(Stored data entries)
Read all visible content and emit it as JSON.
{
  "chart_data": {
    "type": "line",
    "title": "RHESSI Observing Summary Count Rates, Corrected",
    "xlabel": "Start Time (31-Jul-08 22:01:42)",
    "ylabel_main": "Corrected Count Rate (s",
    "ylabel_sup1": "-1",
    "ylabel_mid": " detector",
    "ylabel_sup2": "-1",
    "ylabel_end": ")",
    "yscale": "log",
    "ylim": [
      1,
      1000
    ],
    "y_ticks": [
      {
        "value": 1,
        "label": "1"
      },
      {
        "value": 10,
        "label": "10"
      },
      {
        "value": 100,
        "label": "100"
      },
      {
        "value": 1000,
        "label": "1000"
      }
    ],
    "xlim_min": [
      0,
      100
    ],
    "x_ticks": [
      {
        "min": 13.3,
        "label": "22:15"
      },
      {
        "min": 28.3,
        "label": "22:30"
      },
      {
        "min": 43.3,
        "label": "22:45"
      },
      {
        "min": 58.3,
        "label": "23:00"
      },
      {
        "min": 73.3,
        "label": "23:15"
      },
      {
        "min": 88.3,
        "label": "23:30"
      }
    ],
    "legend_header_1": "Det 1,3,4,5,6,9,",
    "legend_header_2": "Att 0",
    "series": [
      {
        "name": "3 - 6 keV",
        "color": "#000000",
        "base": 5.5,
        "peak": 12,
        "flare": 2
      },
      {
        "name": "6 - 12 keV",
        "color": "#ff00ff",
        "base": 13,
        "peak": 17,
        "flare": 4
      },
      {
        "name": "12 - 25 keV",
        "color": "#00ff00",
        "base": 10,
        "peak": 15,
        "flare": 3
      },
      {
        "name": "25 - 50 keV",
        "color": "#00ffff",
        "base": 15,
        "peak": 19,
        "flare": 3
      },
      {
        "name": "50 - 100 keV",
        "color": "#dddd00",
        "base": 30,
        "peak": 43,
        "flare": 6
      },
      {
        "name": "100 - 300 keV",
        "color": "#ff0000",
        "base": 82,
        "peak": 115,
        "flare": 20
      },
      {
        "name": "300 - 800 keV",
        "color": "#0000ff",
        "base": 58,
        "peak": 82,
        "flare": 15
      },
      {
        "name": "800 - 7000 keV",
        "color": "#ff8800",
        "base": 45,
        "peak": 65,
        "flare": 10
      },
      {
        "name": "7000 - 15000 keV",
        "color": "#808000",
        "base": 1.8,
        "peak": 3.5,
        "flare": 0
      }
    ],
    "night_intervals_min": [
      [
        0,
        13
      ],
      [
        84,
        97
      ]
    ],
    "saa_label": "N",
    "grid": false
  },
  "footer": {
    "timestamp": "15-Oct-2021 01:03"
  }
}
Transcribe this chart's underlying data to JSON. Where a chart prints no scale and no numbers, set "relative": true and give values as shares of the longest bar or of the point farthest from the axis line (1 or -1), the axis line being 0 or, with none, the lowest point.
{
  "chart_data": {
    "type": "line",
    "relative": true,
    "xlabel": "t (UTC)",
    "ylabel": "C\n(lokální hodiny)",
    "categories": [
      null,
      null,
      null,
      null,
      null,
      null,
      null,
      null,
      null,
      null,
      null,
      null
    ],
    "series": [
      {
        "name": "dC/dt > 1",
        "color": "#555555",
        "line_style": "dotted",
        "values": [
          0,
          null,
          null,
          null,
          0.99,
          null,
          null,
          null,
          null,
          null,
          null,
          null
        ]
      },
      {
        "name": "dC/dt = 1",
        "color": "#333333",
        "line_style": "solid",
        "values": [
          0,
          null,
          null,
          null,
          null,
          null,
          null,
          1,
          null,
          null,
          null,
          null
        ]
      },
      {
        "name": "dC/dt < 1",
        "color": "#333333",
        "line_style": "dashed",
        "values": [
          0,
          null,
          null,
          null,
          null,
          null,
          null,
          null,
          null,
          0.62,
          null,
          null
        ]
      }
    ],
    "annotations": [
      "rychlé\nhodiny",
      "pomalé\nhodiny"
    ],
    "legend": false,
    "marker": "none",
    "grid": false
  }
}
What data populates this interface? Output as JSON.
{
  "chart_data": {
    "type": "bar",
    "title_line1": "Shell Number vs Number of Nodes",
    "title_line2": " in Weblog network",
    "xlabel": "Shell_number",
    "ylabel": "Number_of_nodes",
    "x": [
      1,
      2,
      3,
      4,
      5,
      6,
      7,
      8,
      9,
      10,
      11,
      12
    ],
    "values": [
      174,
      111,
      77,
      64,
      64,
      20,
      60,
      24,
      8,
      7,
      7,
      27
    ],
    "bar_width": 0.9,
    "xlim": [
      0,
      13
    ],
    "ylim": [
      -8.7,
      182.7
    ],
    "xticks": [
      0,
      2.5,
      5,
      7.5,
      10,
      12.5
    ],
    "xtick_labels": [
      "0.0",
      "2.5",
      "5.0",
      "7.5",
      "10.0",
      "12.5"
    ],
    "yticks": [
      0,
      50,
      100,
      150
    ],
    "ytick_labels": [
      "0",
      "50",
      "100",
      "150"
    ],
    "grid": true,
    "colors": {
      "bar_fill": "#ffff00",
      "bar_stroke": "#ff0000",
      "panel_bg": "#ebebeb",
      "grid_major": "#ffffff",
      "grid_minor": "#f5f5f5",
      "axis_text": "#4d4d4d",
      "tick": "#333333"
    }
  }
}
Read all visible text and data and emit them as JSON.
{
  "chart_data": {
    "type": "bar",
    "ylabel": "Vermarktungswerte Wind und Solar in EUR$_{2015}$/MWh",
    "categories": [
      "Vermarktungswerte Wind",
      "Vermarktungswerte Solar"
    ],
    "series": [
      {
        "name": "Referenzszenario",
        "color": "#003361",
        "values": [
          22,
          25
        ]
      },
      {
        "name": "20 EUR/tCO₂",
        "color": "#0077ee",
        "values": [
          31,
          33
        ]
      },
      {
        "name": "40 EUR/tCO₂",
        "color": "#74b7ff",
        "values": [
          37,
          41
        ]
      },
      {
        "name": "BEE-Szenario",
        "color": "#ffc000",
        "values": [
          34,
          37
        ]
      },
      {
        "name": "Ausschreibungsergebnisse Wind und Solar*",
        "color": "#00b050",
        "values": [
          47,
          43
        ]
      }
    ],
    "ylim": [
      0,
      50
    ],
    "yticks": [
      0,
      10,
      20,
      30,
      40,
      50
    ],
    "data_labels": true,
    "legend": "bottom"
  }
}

▶ **Exercise directions**: Report the number of lines in the listing above that include the word "true", and nothing else.

▶ **Correct result**: 4